## Given request
Of the lines below, count those containing the word "that". Reply with the number alone.

——

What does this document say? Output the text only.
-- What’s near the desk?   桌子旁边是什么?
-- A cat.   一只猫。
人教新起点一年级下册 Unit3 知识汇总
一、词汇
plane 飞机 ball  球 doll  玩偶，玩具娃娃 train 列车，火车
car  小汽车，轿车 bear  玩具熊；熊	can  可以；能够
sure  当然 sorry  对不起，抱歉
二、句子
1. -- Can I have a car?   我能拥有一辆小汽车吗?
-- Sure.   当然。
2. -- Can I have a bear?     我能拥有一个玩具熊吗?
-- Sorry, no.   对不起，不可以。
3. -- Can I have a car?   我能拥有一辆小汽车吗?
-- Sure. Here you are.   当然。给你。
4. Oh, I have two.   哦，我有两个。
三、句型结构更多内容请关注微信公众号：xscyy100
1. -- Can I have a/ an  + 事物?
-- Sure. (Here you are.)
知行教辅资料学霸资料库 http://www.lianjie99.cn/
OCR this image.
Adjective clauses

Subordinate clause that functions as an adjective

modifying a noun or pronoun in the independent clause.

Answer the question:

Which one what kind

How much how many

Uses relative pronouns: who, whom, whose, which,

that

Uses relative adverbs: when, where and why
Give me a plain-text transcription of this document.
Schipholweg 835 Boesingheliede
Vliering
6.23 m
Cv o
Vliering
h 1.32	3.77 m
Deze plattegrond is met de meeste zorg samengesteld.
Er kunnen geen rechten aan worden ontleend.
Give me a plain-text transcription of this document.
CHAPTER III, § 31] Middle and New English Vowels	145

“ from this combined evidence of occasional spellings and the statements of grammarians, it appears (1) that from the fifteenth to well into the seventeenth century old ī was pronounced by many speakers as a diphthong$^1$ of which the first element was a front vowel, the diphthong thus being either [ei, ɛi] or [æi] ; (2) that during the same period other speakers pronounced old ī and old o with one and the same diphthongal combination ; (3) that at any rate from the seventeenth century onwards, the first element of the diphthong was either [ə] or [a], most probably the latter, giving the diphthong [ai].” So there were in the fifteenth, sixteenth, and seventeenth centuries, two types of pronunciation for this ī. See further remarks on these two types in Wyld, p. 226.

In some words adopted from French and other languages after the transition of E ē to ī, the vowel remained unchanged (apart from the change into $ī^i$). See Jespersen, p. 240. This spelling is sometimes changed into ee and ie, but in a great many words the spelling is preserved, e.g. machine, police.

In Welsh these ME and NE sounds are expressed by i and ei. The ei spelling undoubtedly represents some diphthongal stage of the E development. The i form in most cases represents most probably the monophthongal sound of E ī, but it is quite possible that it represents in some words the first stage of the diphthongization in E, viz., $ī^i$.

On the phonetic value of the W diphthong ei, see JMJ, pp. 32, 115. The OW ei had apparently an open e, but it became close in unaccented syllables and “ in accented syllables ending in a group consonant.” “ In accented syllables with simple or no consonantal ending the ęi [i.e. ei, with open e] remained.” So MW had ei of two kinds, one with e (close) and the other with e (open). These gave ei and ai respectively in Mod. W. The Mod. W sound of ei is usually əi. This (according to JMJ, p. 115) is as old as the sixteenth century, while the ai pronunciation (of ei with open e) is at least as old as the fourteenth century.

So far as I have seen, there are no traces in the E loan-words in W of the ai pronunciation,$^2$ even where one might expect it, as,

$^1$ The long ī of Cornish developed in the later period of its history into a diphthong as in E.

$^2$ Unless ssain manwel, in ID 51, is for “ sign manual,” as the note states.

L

——

## Response
4